_REQUIRED TASK_
Where a line of the material contains the string "Tribology", copy that line.

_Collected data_

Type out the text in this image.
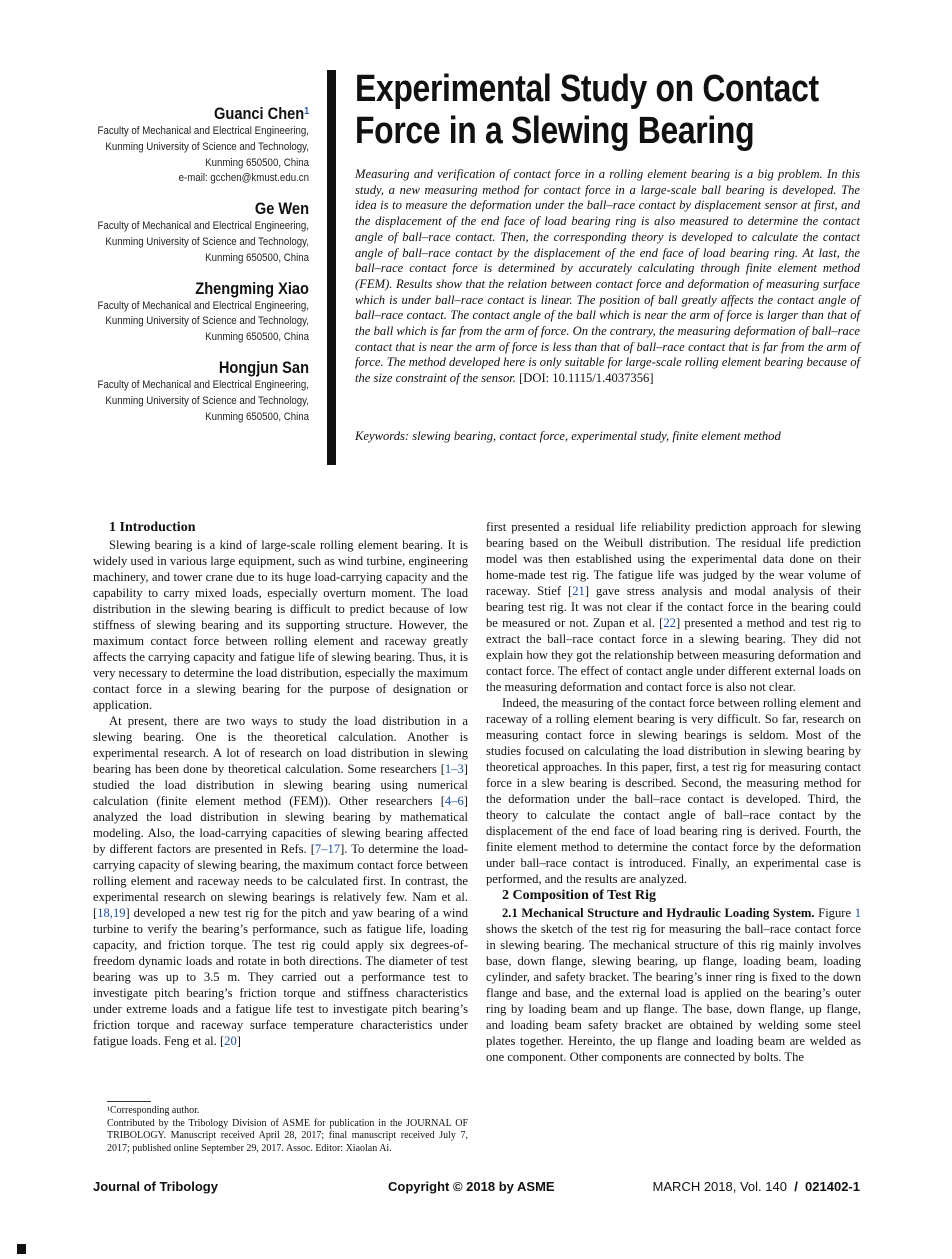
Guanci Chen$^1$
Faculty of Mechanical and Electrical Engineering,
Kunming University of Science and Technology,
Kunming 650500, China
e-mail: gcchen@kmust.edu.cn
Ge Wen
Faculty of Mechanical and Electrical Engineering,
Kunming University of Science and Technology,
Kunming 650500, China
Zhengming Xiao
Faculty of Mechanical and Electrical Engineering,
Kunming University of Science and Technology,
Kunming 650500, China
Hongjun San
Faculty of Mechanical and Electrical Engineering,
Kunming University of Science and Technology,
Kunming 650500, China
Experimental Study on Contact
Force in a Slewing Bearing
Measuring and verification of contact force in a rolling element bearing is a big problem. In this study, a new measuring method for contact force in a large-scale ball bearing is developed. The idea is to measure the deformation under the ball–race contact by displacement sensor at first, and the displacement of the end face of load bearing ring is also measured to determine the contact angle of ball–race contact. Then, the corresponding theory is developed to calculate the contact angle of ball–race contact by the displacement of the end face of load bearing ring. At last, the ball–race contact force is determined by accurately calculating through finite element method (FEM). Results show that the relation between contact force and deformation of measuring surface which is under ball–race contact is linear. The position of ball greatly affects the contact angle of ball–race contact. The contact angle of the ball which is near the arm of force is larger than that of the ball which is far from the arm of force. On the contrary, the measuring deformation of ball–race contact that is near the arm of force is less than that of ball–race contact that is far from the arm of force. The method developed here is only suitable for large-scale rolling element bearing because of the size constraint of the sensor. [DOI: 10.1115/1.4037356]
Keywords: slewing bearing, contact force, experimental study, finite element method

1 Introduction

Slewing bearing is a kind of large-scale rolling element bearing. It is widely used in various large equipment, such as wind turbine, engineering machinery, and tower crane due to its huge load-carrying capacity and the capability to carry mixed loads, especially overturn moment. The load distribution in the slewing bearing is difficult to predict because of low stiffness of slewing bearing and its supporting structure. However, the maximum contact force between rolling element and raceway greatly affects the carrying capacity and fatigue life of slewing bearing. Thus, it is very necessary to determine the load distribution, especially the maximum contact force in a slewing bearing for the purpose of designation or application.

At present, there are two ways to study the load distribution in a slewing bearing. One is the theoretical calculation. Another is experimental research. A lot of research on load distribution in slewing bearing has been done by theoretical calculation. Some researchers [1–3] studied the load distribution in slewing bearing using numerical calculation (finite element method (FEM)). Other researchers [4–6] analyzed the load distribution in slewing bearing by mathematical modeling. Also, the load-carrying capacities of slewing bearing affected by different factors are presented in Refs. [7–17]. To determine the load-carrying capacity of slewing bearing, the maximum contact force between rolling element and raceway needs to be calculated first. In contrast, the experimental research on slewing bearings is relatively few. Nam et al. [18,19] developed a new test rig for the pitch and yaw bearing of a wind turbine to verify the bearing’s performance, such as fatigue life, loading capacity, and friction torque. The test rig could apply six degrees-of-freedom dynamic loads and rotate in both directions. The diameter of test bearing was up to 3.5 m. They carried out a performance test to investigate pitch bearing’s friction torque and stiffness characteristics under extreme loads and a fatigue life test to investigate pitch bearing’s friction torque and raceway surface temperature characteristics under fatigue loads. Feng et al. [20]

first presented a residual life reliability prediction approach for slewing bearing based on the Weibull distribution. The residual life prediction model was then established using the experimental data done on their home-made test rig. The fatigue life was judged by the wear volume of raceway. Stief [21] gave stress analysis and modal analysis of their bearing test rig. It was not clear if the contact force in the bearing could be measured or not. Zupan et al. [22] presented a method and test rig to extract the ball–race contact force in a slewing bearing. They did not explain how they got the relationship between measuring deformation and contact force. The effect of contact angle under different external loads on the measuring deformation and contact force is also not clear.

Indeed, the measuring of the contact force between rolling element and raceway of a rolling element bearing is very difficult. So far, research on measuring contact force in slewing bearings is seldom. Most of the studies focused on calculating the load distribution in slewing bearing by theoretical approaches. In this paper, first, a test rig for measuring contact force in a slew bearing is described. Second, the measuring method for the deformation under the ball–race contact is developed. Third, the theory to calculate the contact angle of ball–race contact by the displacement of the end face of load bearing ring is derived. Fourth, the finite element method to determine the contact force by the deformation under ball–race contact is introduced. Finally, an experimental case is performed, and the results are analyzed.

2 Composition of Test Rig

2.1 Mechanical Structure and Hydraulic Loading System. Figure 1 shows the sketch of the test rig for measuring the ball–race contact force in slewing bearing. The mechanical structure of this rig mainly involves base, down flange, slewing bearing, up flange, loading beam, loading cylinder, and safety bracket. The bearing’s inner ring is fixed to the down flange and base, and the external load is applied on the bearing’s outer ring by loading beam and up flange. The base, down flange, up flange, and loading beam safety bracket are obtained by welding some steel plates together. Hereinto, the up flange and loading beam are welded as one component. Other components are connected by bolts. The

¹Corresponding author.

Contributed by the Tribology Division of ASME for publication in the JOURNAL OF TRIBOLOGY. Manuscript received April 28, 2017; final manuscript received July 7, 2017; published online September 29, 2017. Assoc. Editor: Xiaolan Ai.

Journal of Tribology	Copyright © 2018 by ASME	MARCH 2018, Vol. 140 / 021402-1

_WRITTEN SOLUTION_
Contributed by the Tribology Division of ASME for publication in the JOURNAL OF TRIBOLOGY. Manuscript received April 28, 2017; final manuscript received July 7, 2017; published online September 29, 2017. Assoc. Editor: Xiaolan Ai.
Journal of Tribology	Copyright © 2018 by ASME	MARCH 2018, Vol. 140 / 021402-1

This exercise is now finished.